> EXERCISE DIRECTIONS
Write out the reflection below on a family's weekly grocery budget and SNAP in full, keeping every word, line, and punctuation mark unchanged.
## Start QUOTED PASSAGE
It got me to thinking….
I know my husband and I budget $125/week at the grocery store for our family of 4. I didn’t think keeping it under this amount would be so difficult. It turns out I was almost right. Before my husband went shopping, we went through our coupons. We paid special attention to the coupons that gave us the most bang for our buck. We then planned our week, and my husband went out the door. Here’s where I state I am amazingly blessed to have a husband that not only shops but cooks. I know I am very unique and understand that most people have to do all things for their family. I am lucky to have a partner.
When my husband got home from shopping (he was aware of the CHALLENGE) I checked the receipt. The total receipt was $135 which was high for us. When I investigated a little further I found out that a lot of the food groceries were “SNAP eligible”. What brought up our total was all the other kinds of household necessities or maybe just “niceties” , like all the products that the teenage members of our household “require”.
This got me thinking…….
I remember when our girls were little. I was a stay at home mom. There was a time when they were both in diapers, and my youngest was still drinking formula. I remember trying to make sure we didn’t run out of both in one week because we could not afford it and would have to be creative with our shopping list. My thoughts immediately turned to the families currently using SNAP that also have all the additional expenses like that outside of food. I take for granted that I don’t have to worry about that.
I thought about how grateful I was.
## End QUOTED PASSAGE
## Start DATASET
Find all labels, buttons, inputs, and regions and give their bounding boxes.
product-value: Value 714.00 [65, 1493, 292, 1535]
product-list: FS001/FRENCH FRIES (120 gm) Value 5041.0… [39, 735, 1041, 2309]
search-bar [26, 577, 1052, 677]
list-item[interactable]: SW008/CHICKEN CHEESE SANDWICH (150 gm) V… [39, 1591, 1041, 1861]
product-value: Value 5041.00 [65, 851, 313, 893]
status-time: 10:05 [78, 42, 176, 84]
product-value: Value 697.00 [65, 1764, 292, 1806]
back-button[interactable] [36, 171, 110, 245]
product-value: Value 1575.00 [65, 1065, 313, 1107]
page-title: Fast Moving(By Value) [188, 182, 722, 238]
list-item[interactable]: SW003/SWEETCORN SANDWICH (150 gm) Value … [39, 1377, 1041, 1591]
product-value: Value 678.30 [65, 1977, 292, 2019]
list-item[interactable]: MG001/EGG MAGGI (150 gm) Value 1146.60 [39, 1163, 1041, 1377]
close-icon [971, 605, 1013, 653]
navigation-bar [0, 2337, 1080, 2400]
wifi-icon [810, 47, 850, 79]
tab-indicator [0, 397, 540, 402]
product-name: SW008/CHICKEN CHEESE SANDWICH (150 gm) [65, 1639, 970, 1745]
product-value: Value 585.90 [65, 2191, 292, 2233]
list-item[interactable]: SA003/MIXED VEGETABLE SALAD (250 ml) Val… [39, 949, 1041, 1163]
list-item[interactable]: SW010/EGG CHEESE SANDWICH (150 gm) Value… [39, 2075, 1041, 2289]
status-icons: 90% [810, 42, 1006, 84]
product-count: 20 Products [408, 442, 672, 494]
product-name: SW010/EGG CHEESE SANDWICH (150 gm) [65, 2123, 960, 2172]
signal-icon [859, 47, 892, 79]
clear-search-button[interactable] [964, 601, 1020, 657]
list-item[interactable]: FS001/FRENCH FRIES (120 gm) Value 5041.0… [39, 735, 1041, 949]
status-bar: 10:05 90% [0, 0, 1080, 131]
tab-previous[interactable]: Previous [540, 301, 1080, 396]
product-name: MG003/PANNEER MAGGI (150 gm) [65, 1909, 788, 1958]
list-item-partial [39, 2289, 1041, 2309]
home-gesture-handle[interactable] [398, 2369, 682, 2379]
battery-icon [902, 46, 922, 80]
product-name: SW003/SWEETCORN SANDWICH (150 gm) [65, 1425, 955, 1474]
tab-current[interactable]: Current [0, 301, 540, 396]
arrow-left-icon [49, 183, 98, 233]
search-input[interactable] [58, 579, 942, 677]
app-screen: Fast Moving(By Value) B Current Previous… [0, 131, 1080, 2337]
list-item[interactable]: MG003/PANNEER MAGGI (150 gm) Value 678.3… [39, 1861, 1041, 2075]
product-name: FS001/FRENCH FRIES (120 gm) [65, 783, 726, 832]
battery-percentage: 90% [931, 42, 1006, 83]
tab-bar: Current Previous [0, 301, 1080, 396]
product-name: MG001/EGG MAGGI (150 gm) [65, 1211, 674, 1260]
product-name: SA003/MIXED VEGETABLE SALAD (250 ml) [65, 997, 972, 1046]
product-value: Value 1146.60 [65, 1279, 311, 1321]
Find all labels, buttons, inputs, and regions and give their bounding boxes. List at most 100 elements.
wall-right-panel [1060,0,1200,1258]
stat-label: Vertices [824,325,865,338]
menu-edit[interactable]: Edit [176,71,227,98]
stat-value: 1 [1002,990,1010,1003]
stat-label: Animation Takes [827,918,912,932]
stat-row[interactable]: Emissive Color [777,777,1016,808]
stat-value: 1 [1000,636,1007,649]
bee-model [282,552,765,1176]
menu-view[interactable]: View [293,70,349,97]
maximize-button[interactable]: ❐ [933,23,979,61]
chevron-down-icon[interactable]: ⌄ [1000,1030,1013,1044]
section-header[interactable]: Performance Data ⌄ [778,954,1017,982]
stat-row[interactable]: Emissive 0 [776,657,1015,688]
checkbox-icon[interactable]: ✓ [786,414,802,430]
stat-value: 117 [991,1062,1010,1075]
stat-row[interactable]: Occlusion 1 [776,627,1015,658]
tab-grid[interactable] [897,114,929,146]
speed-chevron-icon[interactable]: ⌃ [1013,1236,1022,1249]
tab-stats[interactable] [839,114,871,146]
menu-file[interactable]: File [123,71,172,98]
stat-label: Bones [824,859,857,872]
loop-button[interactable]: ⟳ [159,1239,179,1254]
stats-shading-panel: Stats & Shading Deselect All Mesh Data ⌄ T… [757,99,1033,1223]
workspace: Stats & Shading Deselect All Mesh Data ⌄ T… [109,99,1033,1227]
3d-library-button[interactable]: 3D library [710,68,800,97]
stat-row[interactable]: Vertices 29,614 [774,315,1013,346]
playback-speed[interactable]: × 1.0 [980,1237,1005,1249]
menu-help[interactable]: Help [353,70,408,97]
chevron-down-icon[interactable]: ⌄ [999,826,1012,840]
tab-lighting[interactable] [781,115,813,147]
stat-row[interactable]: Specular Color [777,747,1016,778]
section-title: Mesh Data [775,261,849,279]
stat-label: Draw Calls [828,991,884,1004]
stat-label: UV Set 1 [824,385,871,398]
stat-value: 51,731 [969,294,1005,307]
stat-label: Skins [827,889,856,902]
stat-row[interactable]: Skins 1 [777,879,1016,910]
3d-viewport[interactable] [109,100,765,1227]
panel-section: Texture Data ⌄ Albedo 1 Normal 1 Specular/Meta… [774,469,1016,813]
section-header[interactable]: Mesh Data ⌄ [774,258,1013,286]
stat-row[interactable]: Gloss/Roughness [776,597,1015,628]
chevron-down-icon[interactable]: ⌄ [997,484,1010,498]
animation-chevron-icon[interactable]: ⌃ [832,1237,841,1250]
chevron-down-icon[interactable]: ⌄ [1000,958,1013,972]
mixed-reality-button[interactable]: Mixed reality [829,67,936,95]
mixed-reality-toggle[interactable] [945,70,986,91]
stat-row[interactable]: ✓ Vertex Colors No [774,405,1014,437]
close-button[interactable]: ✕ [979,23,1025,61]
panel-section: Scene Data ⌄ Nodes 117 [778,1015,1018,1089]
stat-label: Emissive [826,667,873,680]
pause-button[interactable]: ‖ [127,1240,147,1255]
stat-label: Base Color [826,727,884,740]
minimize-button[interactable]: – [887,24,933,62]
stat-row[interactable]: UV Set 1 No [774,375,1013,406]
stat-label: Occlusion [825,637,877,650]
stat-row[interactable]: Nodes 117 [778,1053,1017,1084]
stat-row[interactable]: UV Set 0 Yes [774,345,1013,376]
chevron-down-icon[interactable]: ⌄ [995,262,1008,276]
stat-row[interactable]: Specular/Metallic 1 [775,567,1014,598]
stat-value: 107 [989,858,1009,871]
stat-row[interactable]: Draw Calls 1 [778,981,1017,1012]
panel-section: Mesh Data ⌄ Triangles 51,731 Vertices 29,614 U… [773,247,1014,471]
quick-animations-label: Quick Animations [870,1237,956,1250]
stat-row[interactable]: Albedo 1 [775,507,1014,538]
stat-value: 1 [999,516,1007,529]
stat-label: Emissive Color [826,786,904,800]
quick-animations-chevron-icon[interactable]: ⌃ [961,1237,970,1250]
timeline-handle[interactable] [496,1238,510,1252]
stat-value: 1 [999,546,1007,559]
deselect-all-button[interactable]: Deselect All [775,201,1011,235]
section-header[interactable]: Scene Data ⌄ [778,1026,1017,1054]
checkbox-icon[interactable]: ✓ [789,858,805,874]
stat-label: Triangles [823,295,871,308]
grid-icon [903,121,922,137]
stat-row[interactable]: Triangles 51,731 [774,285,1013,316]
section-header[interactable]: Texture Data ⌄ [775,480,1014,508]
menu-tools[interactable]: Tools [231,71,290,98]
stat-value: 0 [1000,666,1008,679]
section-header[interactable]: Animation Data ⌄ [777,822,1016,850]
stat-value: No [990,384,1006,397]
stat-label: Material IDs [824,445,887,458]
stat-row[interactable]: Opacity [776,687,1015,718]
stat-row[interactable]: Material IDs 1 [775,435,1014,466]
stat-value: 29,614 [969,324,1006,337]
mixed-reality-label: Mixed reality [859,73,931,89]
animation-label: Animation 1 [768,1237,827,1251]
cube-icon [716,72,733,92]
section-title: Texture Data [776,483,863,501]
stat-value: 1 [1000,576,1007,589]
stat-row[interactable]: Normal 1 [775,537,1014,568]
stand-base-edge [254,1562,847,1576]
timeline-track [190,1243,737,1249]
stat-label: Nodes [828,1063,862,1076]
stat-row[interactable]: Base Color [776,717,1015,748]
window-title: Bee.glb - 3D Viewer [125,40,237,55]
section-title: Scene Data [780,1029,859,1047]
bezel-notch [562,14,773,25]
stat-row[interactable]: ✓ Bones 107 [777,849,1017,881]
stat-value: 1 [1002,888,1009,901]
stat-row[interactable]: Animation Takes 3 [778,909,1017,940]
## End DATASET
> SOLUTION FOR THIS PROBLEM
It got me to thinking….
I know my husband and I budget $125/week at the grocery store for our family of 4. I didn’t think keeping it under this amount would be so difficult. It turns out I was almost right. Before my husband went shopping, we went through our coupons. We paid special attention to the coupons that gave us the most bang for our buck. We then planned our week, and my husband went out the door. Here’s where I state I am amazingly blessed to have a husband that not only shops but cooks. I know I am very unique and understand that most people have to do all things for their family. I am lucky to have a partner.
When my husband got home from shopping (he was aware of the CHALLENGE) I checked the receipt. The total receipt was $135 which was high for us. When I investigated a little further I found out that a lot of the food groceries were “SNAP eligible”. What brought up our total was all the other kinds of household necessities or maybe just “niceties” , like all the products that the teenage members of our household “require”.
This got me thinking…….
I remember when our girls were little. I was a stay at home mom. There was a time when they were both in diapers, and my youngest was still drinking formula. I remember trying to make sure we didn’t run out of both in one week because we could not afford it and would have to be creative with our shopping list. My thoughts immediately turned to the families currently using SNAP that also have all the additional expenses like that outside of food. I take for granted that I don’t have to worry about that.
I thought about how grateful I was.